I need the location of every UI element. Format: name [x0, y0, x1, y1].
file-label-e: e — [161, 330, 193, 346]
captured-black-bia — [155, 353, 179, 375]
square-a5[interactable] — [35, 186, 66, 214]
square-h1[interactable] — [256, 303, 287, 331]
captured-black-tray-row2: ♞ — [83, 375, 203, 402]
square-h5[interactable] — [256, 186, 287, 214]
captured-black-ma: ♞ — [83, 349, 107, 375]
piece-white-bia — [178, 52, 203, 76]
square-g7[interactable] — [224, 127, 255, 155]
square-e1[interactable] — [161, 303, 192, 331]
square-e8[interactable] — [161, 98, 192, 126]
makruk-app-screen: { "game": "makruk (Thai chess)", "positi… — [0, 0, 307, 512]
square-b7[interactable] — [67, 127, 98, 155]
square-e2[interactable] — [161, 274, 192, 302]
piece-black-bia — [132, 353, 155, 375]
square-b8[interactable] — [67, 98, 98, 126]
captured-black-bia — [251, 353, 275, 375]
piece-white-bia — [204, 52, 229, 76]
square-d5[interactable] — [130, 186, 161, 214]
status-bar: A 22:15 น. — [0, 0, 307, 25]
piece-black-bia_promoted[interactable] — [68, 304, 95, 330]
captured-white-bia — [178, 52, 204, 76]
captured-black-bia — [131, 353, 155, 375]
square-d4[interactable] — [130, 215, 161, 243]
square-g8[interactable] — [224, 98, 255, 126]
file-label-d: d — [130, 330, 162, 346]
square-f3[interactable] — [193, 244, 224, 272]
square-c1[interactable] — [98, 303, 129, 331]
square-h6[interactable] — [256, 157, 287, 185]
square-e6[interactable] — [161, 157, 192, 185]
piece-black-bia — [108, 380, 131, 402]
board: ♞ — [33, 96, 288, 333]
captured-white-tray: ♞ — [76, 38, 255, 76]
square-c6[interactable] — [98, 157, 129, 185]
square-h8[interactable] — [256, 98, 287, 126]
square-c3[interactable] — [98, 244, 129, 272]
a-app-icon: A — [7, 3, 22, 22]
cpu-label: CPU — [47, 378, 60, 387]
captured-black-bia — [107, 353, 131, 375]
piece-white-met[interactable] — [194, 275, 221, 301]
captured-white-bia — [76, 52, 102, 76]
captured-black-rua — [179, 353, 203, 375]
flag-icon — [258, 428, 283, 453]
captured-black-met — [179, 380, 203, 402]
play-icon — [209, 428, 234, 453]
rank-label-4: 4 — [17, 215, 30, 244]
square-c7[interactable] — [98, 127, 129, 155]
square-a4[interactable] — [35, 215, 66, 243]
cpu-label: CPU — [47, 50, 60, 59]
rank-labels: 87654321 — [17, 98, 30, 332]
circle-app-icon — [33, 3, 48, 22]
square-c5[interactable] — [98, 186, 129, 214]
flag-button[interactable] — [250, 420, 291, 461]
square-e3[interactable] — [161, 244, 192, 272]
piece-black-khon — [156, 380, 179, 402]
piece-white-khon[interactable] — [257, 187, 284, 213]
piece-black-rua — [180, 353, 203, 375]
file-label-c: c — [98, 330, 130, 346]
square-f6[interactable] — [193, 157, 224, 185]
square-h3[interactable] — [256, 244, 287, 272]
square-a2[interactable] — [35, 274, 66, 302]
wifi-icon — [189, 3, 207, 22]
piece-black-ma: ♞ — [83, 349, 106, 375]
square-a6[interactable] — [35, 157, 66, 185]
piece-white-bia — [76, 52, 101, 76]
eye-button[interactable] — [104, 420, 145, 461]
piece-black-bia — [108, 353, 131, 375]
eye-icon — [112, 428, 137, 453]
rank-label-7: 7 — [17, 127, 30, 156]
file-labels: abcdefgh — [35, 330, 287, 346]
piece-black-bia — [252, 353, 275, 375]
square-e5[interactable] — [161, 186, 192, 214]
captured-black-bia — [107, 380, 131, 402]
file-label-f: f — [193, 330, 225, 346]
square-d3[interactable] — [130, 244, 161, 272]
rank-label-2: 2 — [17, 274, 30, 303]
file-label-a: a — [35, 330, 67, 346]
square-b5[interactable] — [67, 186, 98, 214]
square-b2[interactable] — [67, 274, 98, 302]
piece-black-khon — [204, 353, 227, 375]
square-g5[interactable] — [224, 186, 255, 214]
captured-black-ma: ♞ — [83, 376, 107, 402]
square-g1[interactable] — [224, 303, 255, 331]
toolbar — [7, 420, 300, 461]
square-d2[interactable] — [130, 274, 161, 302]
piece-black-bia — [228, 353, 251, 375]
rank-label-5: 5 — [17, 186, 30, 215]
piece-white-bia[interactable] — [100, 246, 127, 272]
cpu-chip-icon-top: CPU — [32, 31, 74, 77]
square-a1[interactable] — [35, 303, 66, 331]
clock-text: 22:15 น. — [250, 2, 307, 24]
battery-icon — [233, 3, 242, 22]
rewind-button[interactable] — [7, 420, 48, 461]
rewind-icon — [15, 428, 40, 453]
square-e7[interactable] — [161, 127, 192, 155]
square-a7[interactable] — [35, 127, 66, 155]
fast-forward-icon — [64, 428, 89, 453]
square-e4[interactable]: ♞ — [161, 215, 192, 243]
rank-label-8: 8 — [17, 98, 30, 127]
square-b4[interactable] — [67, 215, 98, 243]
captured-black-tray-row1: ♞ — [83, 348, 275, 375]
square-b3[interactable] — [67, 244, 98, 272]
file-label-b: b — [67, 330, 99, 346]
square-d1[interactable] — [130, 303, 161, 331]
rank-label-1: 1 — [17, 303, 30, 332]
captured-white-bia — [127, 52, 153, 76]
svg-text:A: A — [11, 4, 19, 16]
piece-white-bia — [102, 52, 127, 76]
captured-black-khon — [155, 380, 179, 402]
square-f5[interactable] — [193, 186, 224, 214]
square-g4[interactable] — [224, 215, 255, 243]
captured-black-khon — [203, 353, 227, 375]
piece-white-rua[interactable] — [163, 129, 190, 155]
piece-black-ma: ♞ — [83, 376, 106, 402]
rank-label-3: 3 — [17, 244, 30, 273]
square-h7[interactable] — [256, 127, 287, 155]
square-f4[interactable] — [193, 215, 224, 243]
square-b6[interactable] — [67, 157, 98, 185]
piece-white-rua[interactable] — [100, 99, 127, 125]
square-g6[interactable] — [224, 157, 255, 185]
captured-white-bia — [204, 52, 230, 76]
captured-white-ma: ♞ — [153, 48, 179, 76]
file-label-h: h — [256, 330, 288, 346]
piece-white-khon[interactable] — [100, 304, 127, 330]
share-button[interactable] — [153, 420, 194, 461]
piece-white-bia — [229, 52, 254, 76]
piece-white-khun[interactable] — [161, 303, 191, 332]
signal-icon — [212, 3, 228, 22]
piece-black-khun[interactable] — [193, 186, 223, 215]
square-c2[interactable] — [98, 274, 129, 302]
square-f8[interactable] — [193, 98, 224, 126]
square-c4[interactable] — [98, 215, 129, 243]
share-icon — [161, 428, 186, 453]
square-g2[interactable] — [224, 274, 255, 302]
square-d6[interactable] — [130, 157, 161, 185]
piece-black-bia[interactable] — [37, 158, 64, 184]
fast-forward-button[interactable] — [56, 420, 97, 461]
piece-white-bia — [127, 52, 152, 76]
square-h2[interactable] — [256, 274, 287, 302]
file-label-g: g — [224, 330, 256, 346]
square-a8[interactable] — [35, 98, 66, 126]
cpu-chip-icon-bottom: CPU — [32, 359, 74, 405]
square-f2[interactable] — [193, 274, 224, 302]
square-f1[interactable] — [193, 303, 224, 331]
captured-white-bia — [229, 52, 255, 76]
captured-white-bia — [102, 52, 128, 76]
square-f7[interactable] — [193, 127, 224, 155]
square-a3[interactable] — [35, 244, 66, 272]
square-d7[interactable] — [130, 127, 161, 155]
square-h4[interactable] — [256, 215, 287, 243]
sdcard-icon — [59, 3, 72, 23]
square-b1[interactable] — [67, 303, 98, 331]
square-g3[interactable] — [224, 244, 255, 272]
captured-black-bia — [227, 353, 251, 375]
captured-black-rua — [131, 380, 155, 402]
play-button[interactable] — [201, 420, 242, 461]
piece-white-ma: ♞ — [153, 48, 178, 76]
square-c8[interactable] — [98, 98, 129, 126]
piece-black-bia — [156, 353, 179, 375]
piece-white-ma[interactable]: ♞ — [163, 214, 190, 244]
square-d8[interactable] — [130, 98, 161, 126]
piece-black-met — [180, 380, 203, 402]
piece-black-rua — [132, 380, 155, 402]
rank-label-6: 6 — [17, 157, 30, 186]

====

:: DIRECTIONS ::
Copy the records verbatim from the first line through the line containing "status-bar: A 22:15 น. — [0, 0, 307, 25]", including that line.

:: THE RESULT ::
I need the location of every UI element. Format: name [x0, y0, x1, y1].
file-label-e: e — [161, 330, 193, 346]
captured-black-bia — [155, 353, 179, 375]
square-a5[interactable] — [35, 186, 66, 214]
square-h1[interactable] — [256, 303, 287, 331]
captured-black-tray-row2: ♞ — [83, 375, 203, 402]
square-h5[interactable] — [256, 186, 287, 214]
captured-black-ma: ♞ — [83, 349, 107, 375]
piece-white-bia — [178, 52, 203, 76]
square-g7[interactable] — [224, 127, 255, 155]
square-e1[interactable] — [161, 303, 192, 331]
square-e8[interactable] — [161, 98, 192, 126]
makruk-app-screen: { "game": "makruk (Thai chess)", "positi… — [0, 0, 307, 512]
square-b7[interactable] — [67, 127, 98, 155]
square-e2[interactable] — [161, 274, 192, 302]
piece-black-bia — [132, 353, 155, 375]
square-b8[interactable] — [67, 98, 98, 126]
captured-black-bia — [251, 353, 275, 375]
piece-white-bia — [204, 52, 229, 76]
square-d5[interactable] — [130, 186, 161, 214]
status-bar: A 22:15 น. — [0, 0, 307, 25]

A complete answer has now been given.